*Figure record extracts*.
___

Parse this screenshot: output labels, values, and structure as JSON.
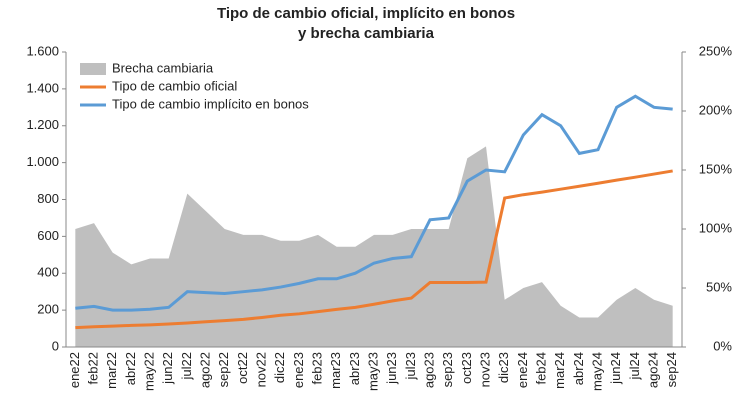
{
  "chart_data": {
    "type": "combo",
    "title": [
      "Tipo de cambio oficial, implícito en bonos",
      "y brecha cambiaria"
    ],
    "categories": [
      "ene22",
      "feb22",
      "mar22",
      "abr22",
      "may22",
      "jun22",
      "jul22",
      "ago22",
      "sep22",
      "oct22",
      "nov22",
      "dic22",
      "ene23",
      "feb23",
      "mar23",
      "abr23",
      "may23",
      "jun23",
      "jul23",
      "ago23",
      "sep23",
      "oct23",
      "nov23",
      "dic23",
      "ene24",
      "feb24",
      "mar24",
      "abr24",
      "may24",
      "jun24",
      "jul24",
      "ago24",
      "sep24"
    ],
    "series": [
      {
        "name": "Brecha cambiaria",
        "kind": "area",
        "axis": "y2",
        "color": "#bfbfbf",
        "values": [
          100,
          105,
          80,
          70,
          75,
          75,
          130,
          115,
          100,
          95,
          95,
          90,
          90,
          95,
          85,
          85,
          95,
          95,
          100,
          100,
          100,
          160,
          170,
          40,
          50,
          55,
          35,
          25,
          25,
          40,
          50,
          40,
          35
        ]
      },
      {
        "name": "Tipo de cambio oficial",
        "kind": "line",
        "color": "#ed7d31",
        "values": [
          105,
          110,
          113,
          117,
          120,
          125,
          130,
          137,
          143,
          150,
          160,
          172,
          180,
          192,
          204,
          215,
          232,
          250,
          265,
          350,
          350,
          350,
          352,
          808,
          826,
          840,
          856,
          872,
          888,
          905,
          921,
          938,
          955
        ]
      },
      {
        "name": "Tipo de cambio implícito en bonos",
        "kind": "line",
        "color": "#5b9bd5",
        "values": [
          210,
          220,
          200,
          200,
          205,
          215,
          300,
          295,
          290,
          300,
          310,
          325,
          345,
          370,
          370,
          400,
          455,
          480,
          490,
          690,
          700,
          900,
          960,
          950,
          1150,
          1260,
          1200,
          1050,
          1070,
          1300,
          1360,
          1300,
          1290
        ]
      }
    ],
    "ylim": [
      0,
      1600
    ],
    "yticks": [
      0,
      200,
      400,
      600,
      800,
      {
        "value": 1000,
        "label": "1.000"
      },
      {
        "value": 1200,
        "label": "1.200"
      },
      {
        "value": 1400,
        "label": "1.400"
      },
      {
        "value": 1600,
        "label": "1.600"
      }
    ],
    "y2lim": [
      0,
      250
    ],
    "y2ticks": [
      {
        "value": 0,
        "label": "0%"
      },
      {
        "value": 50,
        "label": "50%"
      },
      {
        "value": 100,
        "label": "100%"
      },
      {
        "value": 150,
        "label": "150%"
      },
      {
        "value": 200,
        "label": "200%"
      },
      {
        "value": 250,
        "label": "250%"
      }
    ],
    "legend": "top-left",
    "grid": false
  }
}
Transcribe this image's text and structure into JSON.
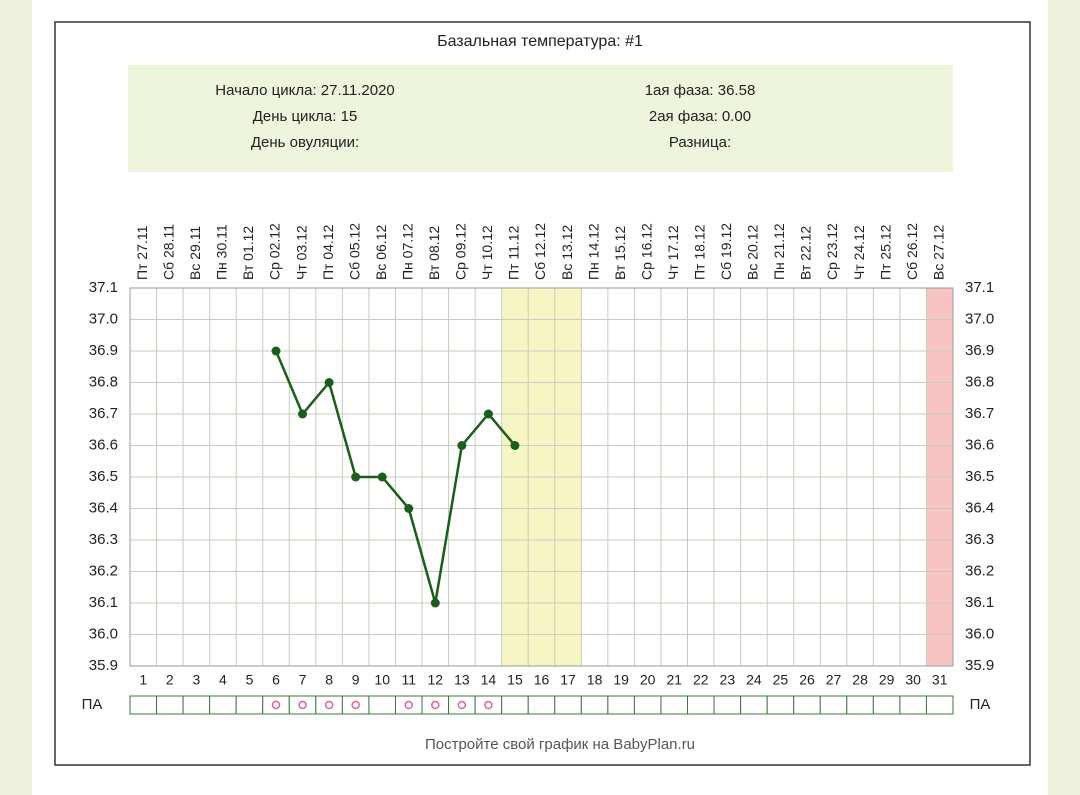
{
  "chart_data": {
    "type": "line",
    "title": "Базальная температура: #1",
    "info_left": [
      "Начало цикла: 27.11.2020",
      "День цикла: 15",
      "День овуляции:"
    ],
    "info_right": [
      "1ая фаза: 36.58",
      "2ая фаза: 0.00",
      "Разница:"
    ],
    "categories": [
      "Пт 27.11",
      "Сб 28.11",
      "Вс 29.11",
      "Пн 30.11",
      "Вт 01.12",
      "Ср 02.12",
      "Чт 03.12",
      "Пт 04.12",
      "Сб 05.12",
      "Вс 06.12",
      "Пн 07.12",
      "Вт 08.12",
      "Ср 09.12",
      "Чт 10.12",
      "Пт 11.12",
      "Сб 12.12",
      "Вс 13.12",
      "Пн 14.12",
      "Вт 15.12",
      "Ср 16.12",
      "Чт 17.12",
      "Пт 18.12",
      "Сб 19.12",
      "Вс 20.12",
      "Пн 21.12",
      "Вт 22.12",
      "Ср 23.12",
      "Чт 24.12",
      "Пт 25.12",
      "Сб 26.12",
      "Вс 27.12"
    ],
    "days": [
      1,
      2,
      3,
      4,
      5,
      6,
      7,
      8,
      9,
      10,
      11,
      12,
      13,
      14,
      15,
      16,
      17,
      18,
      19,
      20,
      21,
      22,
      23,
      24,
      25,
      26,
      27,
      28,
      29,
      30,
      31
    ],
    "values": [
      null,
      null,
      null,
      null,
      null,
      36.9,
      36.7,
      36.8,
      36.5,
      36.5,
      36.4,
      36.1,
      36.6,
      36.7,
      36.6,
      null,
      null,
      null,
      null,
      null,
      null,
      null,
      null,
      null,
      null,
      null,
      null,
      null,
      null,
      null,
      null
    ],
    "color": "#1b5e1b",
    "ylim": [
      35.9,
      37.1
    ],
    "yticks": [
      35.9,
      {
        "value": 36.0,
        "label": "36.0"
      },
      36.1,
      36.2,
      36.3,
      36.4,
      36.5,
      36.6,
      36.7,
      36.8,
      36.9,
      {
        "value": 37.0,
        "label": "37.0"
      },
      37.1
    ],
    "grid": true,
    "highlights": [
      {
        "from": 15,
        "to": 17,
        "color": "#f6f6c4"
      },
      {
        "from": 31,
        "to": 31,
        "color": "#f8c3c3"
      }
    ],
    "pa_label": "ПА",
    "pa_marks": [
      false,
      false,
      false,
      false,
      false,
      true,
      true,
      true,
      true,
      false,
      true,
      true,
      true,
      true,
      false,
      false,
      false,
      false,
      false,
      false,
      false,
      false,
      false,
      false,
      false,
      false,
      false,
      false,
      false,
      false,
      false
    ],
    "pa_color": "#e0609a",
    "footer": "Постройте свой график на BabyPlan.ru"
  }
}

___

Print the full listing exactly, dropping the pictures.

Parse this screenshot: output labels, values, and structure as JSON.
{
  "chart_data": {
    "type": "combo",
    "title": [
      "Tipo de cambio oficial, implícito en bonos",
      "y brecha cambiaria"
    ],
    "categories": [
      "ene22",
      "feb22",
      "mar22",
      "abr22",
      "may22",
      "jun22",
      "jul22",
      "ago22",
      "sep22",
      "oct22",
      "nov22",
      "dic22",
      "ene23",
      "feb23",
      "mar23",
      "abr23",
      "may23",
      "jun23",
      "jul23",
      "ago23",
      "sep23",
      "oct23",
      "nov23",
      "dic23",
      "ene24",
      "feb24",
      "mar24",
      "abr24",
      "may24",
      "jun24",
      "jul24",
      "ago24",
      "sep24"
    ],
    "series": [
      {
        "name": "Brecha cambiaria",
        "kind": "area",
        "axis": "y2",
        "color": "#bfbfbf",
        "values": [
          100,
          105,
          80,
          70,
          75,
          75,
          130,
          115,
          100,
          95,
          95,
          90,
          90,
          95,
          85,
          85,
          95,
          95,
          100,
          100,
          100,
          160,
          170,
          40,
          50,
          55,
          35,
          25,
          25,
          40,
          50,
          40,
          35
        ]
      },
      {
        "name": "Tipo de cambio oficial",
        "kind": "line",
        "color": "#ed7d31",
        "values": [
          105,
          110,
          113,
          117,
          120,
          125,
          130,
          137,
          143,
          150,
          160,
          172,
          180,
          192,
          204,
          215,
          232,
          250,
          265,
          350,
          350,
          350,
          352,
          808,
          826,
          840,
          856,
          872,
          888,
          905,
          921,
          938,
          955
        ]
      },
      {
        "name": "Tipo de cambio implícito en bonos",
        "kind": "line",
        "color": "#5b9bd5",
        "values": [
          210,
          220,
          200,
          200,
          205,
          215,
          300,
          295,
          290,
          300,
          310,
          325,
          345,
          370,
          370,
          400,
          455,
          480,
          490,
          690,
          700,
          900,
          960,
          950,
          1150,
          1260,
          1200,
          1050,
          1070,
          1300,
          1360,
          1300,
          1290
        ]
      }
    ],
    "ylim": [
      0,
      1600
    ],
    "yticks": [
      0,
      200,
      400,
      600,
      800,
      {
        "value": 1000,
        "label": "1.000"
      },
      {
        "value": 1200,
        "label": "1.200"
      },
      {
        "value": 1400,
        "label": "1.400"
      },
      {
        "value": 1600,
        "label": "1.600"
      }
    ],
    "y2lim": [
      0,
      250
    ],
    "y2ticks": [
      {
        "value": 0,
        "label": "0%"
      },
      {
        "value": 50,
        "label": "50%"
      },
      {
        "value": 100,
        "label": "100%"
      },
      {
        "value": 150,
        "label": "150%"
      },
      {
        "value": 200,
        "label": "200%"
      },
      {
        "value": 250,
        "label": "250%"
      }
    ],
    "legend": "top-left",
    "grid": false
  }
}
Transcribe this image's text and structure into JSON.
{
  "chart_data": {
    "type": "line",
    "title": "Базальная температура: #1",
    "info_left": [
      "Начало цикла: 27.11.2020",
      "День цикла: 15",
      "День овуляции:"
    ],
    "info_right": [
      "1ая фаза: 36.58",
      "2ая фаза: 0.00",
      "Разница:"
    ],
    "categories": [
      "Пт 27.11",
      "Сб 28.11",
      "Вс 29.11",
      "Пн 30.11",
      "Вт 01.12",
      "Ср 02.12",
      "Чт 03.12",
      "Пт 04.12",
      "Сб 05.12",
      "Вс 06.12",
      "Пн 07.12",
      "Вт 08.12",
      "Ср 09.12",
      "Чт 10.12",
      "Пт 11.12",
      "Сб 12.12",
      "Вс 13.12",
      "Пн 14.12",
      "Вт 15.12",
      "Ср 16.12",
      "Чт 17.12",
      "Пт 18.12",
      "Сб 19.12",
      "Вс 20.12",
      "Пн 21.12",
      "Вт 22.12",
      "Ср 23.12",
      "Чт 24.12",
      "Пт 25.12",
      "Сб 26.12",
      "Вс 27.12"
    ],
    "days": [
      1,
      2,
      3,
      4,
      5,
      6,
      7,
      8,
      9,
      10,
      11,
      12,
      13,
      14,
      15,
      16,
      17,
      18,
      19,
      20,
      21,
      22,
      23,
      24,
      25,
      26,
      27,
      28,
      29,
      30,
      31
    ],
    "values": [
      null,
      null,
      null,
      null,
      null,
      36.9,
      36.7,
      36.8,
      36.5,
      36.5,
      36.4,
      36.1,
      36.6,
      36.7,
      36.6,
      null,
      null,
      null,
      null,
      null,
      null,
      null,
      null,
      null,
      null,
      null,
      null,
      null,
      null,
      null,
      null
    ],
    "color": "#1b5e1b",
    "ylim": [
      35.9,
      37.1
    ],
    "yticks": [
      35.9,
      {
        "value": 36.0,
        "label": "36.0"
      },
      36.1,
      36.2,
      36.3,
      36.4,
      36.5,
      36.6,
      36.7,
      36.8,
      36.9,
      {
        "value": 37.0,
        "label": "37.0"
      },
      37.1
    ],
    "grid": true,
    "highlights": [
      {
        "from": 15,
        "to": 17,
        "color": "#f6f6c4"
      },
      {
        "from": 31,
        "to": 31,
        "color": "#f8c3c3"
      }
    ],
    "pa_label": "ПА",
    "pa_marks": [
      false,
      false,
      false,
      false,
      false,
      true,
      true,
      true,
      true,
      false,
      true,
      true,
      true,
      true,
      false,
      false,
      false,
      false,
      false,
      false,
      false,
      false,
      false,
      false,
      false,
      false,
      false,
      false,
      false,
      false,
      false
    ],
    "pa_color": "#e0609a",
    "footer": "Постройте свой график на BabyPlan.ru"
  }
}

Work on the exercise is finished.